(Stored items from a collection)
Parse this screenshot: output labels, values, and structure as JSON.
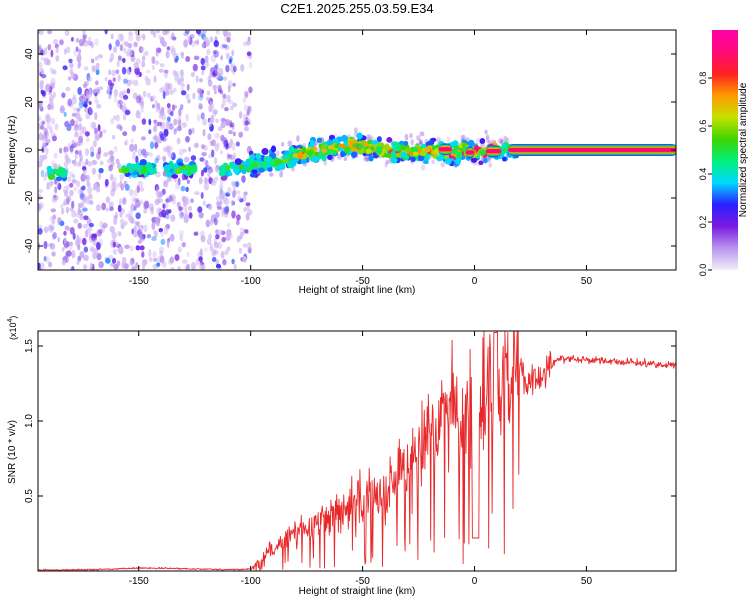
{
  "figure_title": "C2E1.2025.255.03.59.E34",
  "chart_data": [
    {
      "type": "heatmap",
      "name": "spectrogram",
      "title": "C2E1.2025.255.03.59.E34",
      "xlabel": "Height of straight line (km)",
      "ylabel": "Frequency (Hz)",
      "xlim": [
        -195,
        90
      ],
      "ylim": [
        -50,
        50
      ],
      "xticks": [
        -150,
        -100,
        -50,
        0,
        50
      ],
      "xtick_labels": [
        "-150",
        "-100",
        "-50",
        "0",
        "50"
      ],
      "yticks": [
        -40,
        -20,
        0,
        20,
        40
      ],
      "ytick_labels": [
        "-40",
        "-20",
        "0",
        "20",
        "40"
      ],
      "colorbar": {
        "label": "Normalized spectral amplitude",
        "range": [
          0,
          1
        ],
        "ticks": [
          0.0,
          0.2,
          0.4,
          0.6,
          0.8
        ],
        "tick_labels": [
          "0.0",
          "0.2",
          "0.4",
          "0.6",
          "0.8"
        ],
        "colors": [
          "#f4eefb",
          "#b894ee",
          "#7a1be0",
          "#2a1fff",
          "#00d9ff",
          "#00f07a",
          "#3fd400",
          "#c6e000",
          "#ff9a00",
          "#ff2020",
          "#ff0a7a",
          "#ff00a8"
        ]
      },
      "ridge": {
        "description_points_x": [
          -185,
          -150,
          -110,
          -90,
          -70,
          -55,
          -40,
          -25,
          -15,
          -10,
          -5,
          0,
          10,
          20,
          90
        ],
        "description_points_y": [
          -10,
          -8,
          -8,
          -5,
          0,
          2,
          0,
          -1,
          0,
          -2,
          0,
          -1,
          0,
          0,
          0
        ]
      }
    },
    {
      "type": "line",
      "name": "snr",
      "xlabel": "Height of straight line (km)",
      "ylabel": "SNR (10 * v/v)",
      "y_multiplier_label": "(x10",
      "y_multiplier_exponent": "4",
      "y_multiplier_close": ")",
      "xlim": [
        -195,
        90
      ],
      "ylim": [
        0,
        16000
      ],
      "xticks": [
        -150,
        -100,
        -50,
        0,
        50
      ],
      "xtick_labels": [
        "-150",
        "-100",
        "-50",
        "0",
        "50"
      ],
      "yticks": [
        5000,
        10000,
        15000
      ],
      "ytick_labels": [
        "0.5",
        "1.0",
        "1.5"
      ],
      "line_color": "#e8282a",
      "series": [
        {
          "name": "SNR",
          "x": [
            -195,
            -180,
            -160,
            -150,
            -130,
            -110,
            -100,
            -95,
            -90,
            -80,
            -70,
            -60,
            -50,
            -40,
            -30,
            -20,
            -15,
            -10,
            -5,
            0,
            5,
            10,
            15,
            20,
            25,
            30,
            35,
            40,
            50,
            60,
            70,
            80,
            90
          ],
          "y": [
            60,
            80,
            130,
            200,
            160,
            100,
            120,
            900,
            1500,
            2600,
            3200,
            4000,
            4800,
            5600,
            6800,
            8500,
            10500,
            11000,
            9000,
            11500,
            12000,
            13000,
            13500,
            13000,
            12500,
            13000,
            14000,
            14200,
            14100,
            14000,
            13900,
            13800,
            13700
          ]
        }
      ]
    }
  ]
}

STATED TASK.
Show all lines in the entries above where the string "ylabel" appears.

REPLY TO THE TASK.
      "ylabel": "Frequency (Hz)",
      "ylabel": "SNR (10 * v/v)",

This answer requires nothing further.